Reproduce word for word the lines of the records from the line that contains "- cell-desc: User Mode set to Mobile: [439, 1010, 1016, 1032]" up to and including the line that contains "- menu-item[interactable]: Setting: [649, 297, 867, 325]".
━━ Provided material ━━
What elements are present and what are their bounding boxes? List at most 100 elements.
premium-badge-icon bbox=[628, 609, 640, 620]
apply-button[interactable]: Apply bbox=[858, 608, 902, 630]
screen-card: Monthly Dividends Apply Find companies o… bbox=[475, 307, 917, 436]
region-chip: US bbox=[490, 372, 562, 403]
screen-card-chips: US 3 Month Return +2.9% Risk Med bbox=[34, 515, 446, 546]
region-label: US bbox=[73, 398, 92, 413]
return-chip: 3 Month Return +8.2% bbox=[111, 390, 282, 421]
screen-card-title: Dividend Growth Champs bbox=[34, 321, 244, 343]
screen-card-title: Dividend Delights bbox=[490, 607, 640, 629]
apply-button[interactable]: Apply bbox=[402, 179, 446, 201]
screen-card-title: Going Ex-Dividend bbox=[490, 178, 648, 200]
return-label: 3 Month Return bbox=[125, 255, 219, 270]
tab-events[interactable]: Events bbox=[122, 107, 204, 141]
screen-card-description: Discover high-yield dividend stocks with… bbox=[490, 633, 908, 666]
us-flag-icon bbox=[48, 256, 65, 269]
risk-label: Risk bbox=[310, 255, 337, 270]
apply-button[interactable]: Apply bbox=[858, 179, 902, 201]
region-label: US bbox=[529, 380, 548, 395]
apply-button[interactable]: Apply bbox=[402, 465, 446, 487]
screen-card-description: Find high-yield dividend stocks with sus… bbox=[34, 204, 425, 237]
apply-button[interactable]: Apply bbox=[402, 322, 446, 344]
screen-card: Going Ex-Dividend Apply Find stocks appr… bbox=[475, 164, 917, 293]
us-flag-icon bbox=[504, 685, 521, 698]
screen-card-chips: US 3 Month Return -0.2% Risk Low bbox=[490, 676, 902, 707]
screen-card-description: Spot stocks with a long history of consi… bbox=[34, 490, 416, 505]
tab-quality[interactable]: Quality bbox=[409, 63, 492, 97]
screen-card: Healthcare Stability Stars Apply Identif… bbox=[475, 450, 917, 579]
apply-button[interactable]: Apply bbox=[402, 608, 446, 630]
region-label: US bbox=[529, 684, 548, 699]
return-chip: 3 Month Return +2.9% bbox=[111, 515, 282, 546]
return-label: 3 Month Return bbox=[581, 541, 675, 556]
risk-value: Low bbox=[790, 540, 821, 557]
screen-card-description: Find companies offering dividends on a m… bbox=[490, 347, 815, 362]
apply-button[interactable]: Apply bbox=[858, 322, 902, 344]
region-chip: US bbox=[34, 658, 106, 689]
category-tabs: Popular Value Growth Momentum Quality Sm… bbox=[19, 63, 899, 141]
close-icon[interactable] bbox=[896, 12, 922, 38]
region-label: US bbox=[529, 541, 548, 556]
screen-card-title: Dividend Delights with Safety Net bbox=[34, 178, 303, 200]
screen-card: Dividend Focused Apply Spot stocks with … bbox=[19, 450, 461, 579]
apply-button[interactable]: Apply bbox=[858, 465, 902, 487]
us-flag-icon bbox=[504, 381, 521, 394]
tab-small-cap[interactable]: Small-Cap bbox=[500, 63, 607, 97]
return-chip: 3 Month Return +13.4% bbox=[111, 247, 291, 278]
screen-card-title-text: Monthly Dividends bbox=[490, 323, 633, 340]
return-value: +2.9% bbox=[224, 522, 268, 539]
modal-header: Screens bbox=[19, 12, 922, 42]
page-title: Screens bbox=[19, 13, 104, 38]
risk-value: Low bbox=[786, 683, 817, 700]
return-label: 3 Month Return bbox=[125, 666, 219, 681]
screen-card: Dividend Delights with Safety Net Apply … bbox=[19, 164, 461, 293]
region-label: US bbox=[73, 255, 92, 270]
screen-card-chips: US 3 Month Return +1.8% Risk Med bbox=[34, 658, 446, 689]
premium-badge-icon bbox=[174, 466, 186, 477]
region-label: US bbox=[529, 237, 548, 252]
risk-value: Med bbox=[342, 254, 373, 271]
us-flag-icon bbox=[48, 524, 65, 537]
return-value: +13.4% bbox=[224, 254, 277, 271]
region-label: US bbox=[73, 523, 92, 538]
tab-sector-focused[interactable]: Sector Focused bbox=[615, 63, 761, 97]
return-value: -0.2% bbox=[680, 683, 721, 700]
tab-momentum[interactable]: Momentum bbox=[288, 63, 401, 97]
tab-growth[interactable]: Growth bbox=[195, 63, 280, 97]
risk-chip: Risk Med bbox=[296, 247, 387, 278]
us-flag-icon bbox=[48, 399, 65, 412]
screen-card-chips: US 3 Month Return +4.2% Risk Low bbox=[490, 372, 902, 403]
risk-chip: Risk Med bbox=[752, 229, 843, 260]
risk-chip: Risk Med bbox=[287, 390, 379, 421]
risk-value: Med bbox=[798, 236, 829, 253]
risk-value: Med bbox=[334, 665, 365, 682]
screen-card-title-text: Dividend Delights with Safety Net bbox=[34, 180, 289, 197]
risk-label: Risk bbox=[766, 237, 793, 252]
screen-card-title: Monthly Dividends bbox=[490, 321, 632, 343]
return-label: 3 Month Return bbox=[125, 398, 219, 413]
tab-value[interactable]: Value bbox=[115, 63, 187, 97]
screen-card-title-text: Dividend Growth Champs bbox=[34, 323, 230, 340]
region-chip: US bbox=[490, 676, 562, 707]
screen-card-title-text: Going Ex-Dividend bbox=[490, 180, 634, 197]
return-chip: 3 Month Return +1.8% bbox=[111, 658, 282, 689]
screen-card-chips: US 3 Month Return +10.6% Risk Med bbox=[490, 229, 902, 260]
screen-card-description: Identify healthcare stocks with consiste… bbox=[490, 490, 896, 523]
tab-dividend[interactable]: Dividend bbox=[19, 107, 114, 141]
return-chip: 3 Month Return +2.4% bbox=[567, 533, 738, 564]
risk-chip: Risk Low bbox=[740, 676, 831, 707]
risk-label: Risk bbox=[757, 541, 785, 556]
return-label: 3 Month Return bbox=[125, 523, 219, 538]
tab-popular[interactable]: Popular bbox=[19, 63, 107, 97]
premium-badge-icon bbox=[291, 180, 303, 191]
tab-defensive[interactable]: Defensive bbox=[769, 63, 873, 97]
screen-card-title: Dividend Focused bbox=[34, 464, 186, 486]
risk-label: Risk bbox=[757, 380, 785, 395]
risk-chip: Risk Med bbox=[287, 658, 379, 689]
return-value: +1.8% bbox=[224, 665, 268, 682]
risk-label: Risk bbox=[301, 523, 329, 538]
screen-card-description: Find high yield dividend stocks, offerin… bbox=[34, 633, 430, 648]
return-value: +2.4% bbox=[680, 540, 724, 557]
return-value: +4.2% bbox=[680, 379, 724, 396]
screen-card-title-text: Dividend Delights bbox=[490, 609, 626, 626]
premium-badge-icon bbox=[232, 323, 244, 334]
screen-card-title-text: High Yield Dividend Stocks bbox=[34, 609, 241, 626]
━━━
━━ Provided material ━━
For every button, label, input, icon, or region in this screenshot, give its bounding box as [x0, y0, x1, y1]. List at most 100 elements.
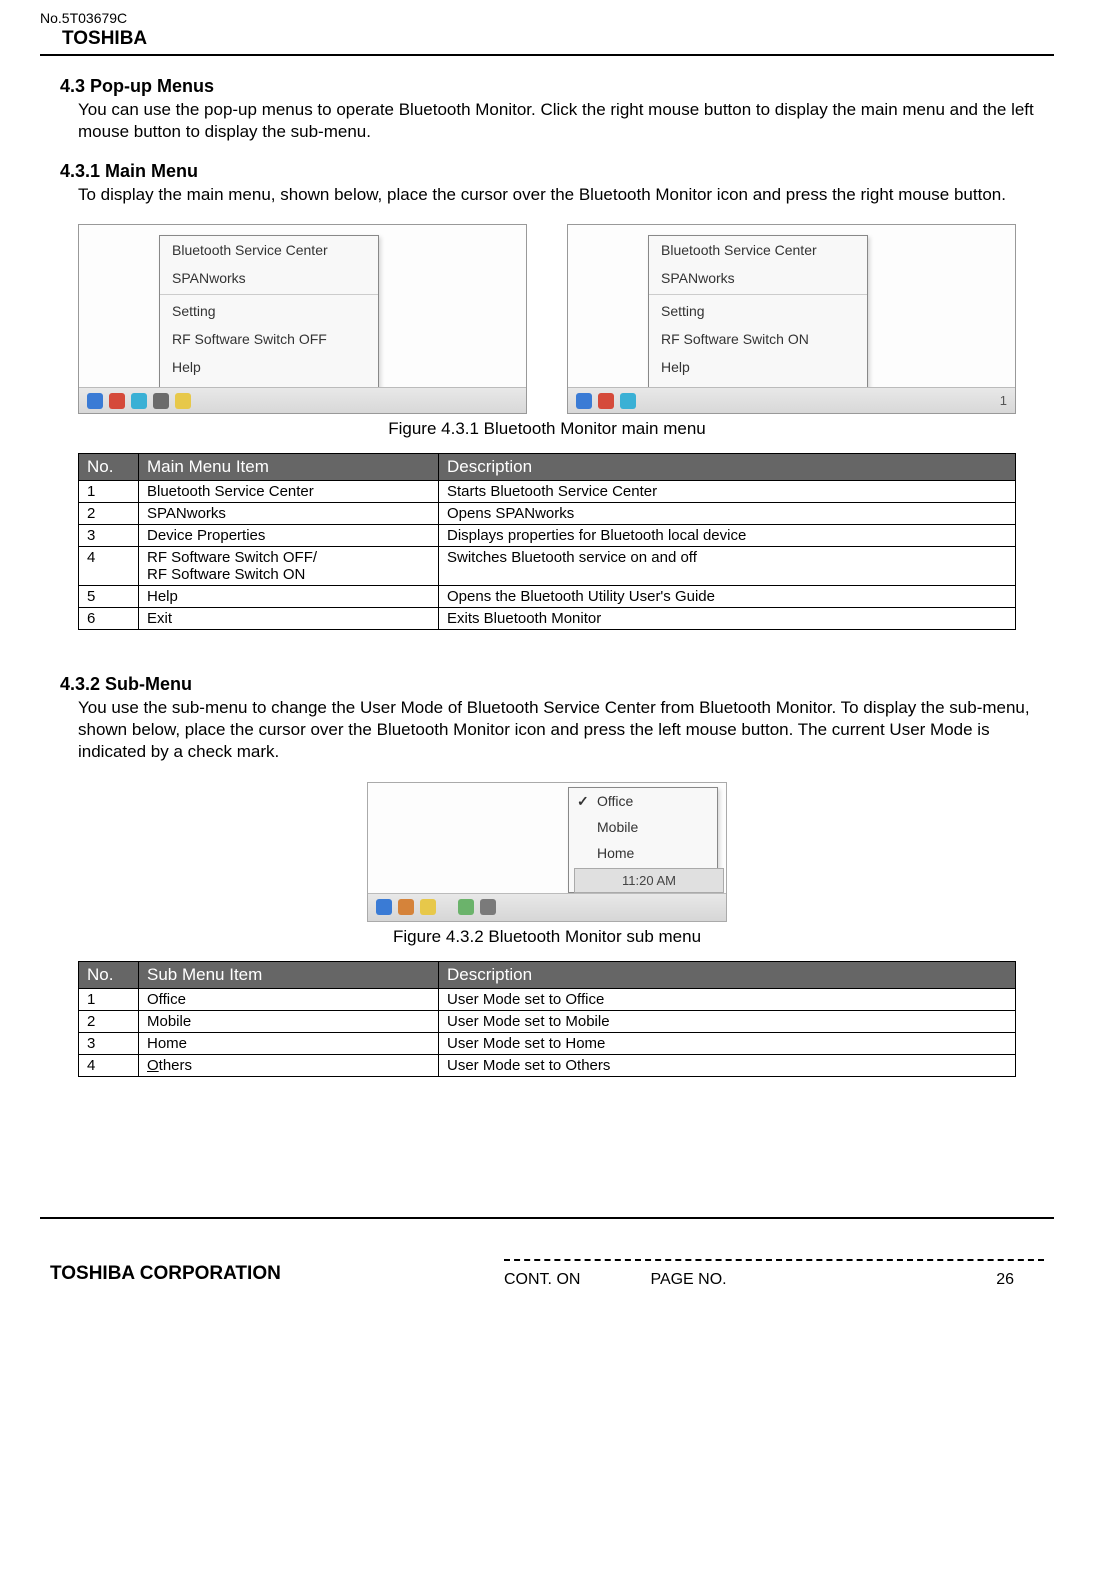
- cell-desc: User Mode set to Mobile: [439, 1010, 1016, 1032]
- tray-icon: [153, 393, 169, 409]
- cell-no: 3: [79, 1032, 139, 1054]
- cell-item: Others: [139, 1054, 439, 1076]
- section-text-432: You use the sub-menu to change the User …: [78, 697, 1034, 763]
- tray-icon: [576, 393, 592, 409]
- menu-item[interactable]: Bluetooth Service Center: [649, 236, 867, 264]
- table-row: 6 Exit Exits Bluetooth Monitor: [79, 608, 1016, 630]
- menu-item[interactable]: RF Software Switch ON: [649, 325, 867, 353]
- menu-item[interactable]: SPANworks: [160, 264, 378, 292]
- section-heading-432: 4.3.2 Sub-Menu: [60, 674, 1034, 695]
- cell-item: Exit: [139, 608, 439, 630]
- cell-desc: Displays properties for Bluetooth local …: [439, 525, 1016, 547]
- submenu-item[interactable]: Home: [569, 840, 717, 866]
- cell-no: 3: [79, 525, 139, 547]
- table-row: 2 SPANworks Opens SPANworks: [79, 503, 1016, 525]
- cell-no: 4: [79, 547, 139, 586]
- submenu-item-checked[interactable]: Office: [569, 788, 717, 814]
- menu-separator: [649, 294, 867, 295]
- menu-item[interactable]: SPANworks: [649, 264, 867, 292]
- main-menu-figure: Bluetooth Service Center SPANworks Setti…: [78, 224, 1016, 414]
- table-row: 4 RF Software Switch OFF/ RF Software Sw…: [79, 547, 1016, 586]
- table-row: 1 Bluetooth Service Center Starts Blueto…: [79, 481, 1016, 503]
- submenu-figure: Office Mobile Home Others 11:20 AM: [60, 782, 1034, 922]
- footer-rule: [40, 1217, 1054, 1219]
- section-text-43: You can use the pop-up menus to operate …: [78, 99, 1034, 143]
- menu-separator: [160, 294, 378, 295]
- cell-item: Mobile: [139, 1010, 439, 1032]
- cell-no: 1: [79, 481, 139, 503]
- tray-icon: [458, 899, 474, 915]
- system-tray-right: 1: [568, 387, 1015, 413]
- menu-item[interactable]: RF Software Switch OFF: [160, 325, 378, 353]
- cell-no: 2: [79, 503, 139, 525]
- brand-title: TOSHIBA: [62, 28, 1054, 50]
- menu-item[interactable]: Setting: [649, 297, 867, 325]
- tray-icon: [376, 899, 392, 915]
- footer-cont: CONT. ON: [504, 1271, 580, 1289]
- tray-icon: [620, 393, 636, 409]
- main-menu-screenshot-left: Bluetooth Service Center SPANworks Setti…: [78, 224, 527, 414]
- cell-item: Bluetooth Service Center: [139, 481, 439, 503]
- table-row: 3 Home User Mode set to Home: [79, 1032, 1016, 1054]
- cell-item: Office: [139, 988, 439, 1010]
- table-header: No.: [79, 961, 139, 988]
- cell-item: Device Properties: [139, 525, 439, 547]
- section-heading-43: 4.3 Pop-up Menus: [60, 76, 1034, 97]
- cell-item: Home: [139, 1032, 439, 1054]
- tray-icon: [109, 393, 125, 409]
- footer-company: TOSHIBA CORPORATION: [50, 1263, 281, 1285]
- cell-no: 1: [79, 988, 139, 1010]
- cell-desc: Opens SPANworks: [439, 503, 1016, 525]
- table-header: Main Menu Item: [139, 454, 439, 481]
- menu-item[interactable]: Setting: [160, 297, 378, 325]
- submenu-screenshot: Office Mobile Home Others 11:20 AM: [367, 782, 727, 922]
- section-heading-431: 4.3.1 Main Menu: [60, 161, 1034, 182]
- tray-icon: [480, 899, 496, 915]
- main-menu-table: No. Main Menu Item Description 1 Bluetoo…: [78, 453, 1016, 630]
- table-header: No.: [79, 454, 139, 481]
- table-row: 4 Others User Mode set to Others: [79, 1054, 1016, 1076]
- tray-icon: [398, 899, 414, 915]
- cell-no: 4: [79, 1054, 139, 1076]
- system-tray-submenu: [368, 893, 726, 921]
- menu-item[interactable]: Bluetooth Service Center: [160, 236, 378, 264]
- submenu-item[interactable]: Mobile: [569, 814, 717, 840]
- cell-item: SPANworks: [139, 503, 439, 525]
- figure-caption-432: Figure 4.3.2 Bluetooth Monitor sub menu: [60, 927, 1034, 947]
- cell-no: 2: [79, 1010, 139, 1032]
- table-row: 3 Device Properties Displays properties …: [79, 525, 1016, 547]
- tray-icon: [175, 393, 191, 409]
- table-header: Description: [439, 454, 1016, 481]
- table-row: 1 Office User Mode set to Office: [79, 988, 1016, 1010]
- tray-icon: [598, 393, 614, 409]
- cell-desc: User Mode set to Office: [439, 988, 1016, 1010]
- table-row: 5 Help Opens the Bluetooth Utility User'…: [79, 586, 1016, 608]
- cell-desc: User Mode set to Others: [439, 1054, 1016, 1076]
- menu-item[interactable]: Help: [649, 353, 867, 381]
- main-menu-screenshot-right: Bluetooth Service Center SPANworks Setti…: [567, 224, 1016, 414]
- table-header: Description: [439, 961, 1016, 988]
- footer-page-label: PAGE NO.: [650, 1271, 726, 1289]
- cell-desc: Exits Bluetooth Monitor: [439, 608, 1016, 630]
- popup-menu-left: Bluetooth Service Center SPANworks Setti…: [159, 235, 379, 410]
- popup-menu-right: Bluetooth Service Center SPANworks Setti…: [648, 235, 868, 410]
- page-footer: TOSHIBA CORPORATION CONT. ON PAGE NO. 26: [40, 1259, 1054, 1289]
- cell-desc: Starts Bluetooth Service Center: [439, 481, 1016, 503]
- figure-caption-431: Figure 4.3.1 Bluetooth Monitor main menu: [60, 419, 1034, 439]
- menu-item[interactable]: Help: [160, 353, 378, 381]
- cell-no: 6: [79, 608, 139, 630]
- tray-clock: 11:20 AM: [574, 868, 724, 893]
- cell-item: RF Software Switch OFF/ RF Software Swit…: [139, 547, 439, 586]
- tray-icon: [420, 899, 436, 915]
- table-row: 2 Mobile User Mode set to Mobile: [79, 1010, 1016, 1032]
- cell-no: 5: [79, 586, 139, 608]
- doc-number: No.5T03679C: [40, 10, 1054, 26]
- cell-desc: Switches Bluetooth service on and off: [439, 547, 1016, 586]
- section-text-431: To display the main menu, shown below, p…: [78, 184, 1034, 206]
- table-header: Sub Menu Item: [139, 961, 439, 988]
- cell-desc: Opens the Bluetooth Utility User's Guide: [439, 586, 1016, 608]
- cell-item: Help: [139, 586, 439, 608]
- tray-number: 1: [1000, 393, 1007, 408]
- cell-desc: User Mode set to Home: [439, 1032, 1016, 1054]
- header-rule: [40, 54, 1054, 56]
━━━
- _Exercise result_
- cell-desc: User Mode set to Mobile: [439, 1010, 1016, 1032]
- tray-icon: [153, 393, 169, 409]
- cell-no: 3: [79, 1032, 139, 1054]
- cell-item: Others: [139, 1054, 439, 1076]
- section-text-432: You use the sub-menu to change the User …: [78, 697, 1034, 763]
- tray-icon: [576, 393, 592, 409]
- menu-item[interactable]: Bluetooth Service Center: [649, 236, 867, 264]
- table-row: 6 Exit Exits Bluetooth Monitor: [79, 608, 1016, 630]
- menu-item[interactable]: RF Software Switch ON: [649, 325, 867, 353]
- menu-item[interactable]: SPANworks: [160, 264, 378, 292]
- section-heading-432: 4.3.2 Sub-Menu: [60, 674, 1034, 695]
- cell-item: Exit: [139, 608, 439, 630]
- cell-desc: Displays properties for Bluetooth local …: [439, 525, 1016, 547]
- submenu-item[interactable]: Home: [569, 840, 717, 866]
- cell-no: 3: [79, 525, 139, 547]
- table-row: 2 SPANworks Opens SPANworks: [79, 503, 1016, 525]
- cell-no: 4: [79, 547, 139, 586]
- submenu-item-checked[interactable]: Office: [569, 788, 717, 814]
- menu-separator: [649, 294, 867, 295]
- menu-item[interactable]: SPANworks: [649, 264, 867, 292]
- main-menu-figure: Bluetooth Service Center SPANworks Setti…: [78, 224, 1016, 414]
- table-row: 4 RF Software Switch OFF/ RF Software Sw…: [79, 547, 1016, 586]
- table-row: 1 Bluetooth Service Center Starts Blueto…: [79, 481, 1016, 503]
- submenu-figure: Office Mobile Home Others 11:20 AM: [60, 782, 1034, 922]
- footer-rule: [40, 1217, 1054, 1219]
- section-text-43: You can use the pop-up menus to operate …: [78, 99, 1034, 143]
- menu-separator: [160, 294, 378, 295]
- cell-item: Mobile: [139, 1010, 439, 1032]
- cell-no: 1: [79, 481, 139, 503]
- tray-icon: [458, 899, 474, 915]
- system-tray-right: 1: [568, 387, 1015, 413]
- menu-item[interactable]: RF Software Switch OFF: [160, 325, 378, 353]
- cell-no: 2: [79, 503, 139, 525]
- brand-title: TOSHIBA: [62, 28, 1054, 50]
- menu-item[interactable]: Setting: [649, 297, 867, 325]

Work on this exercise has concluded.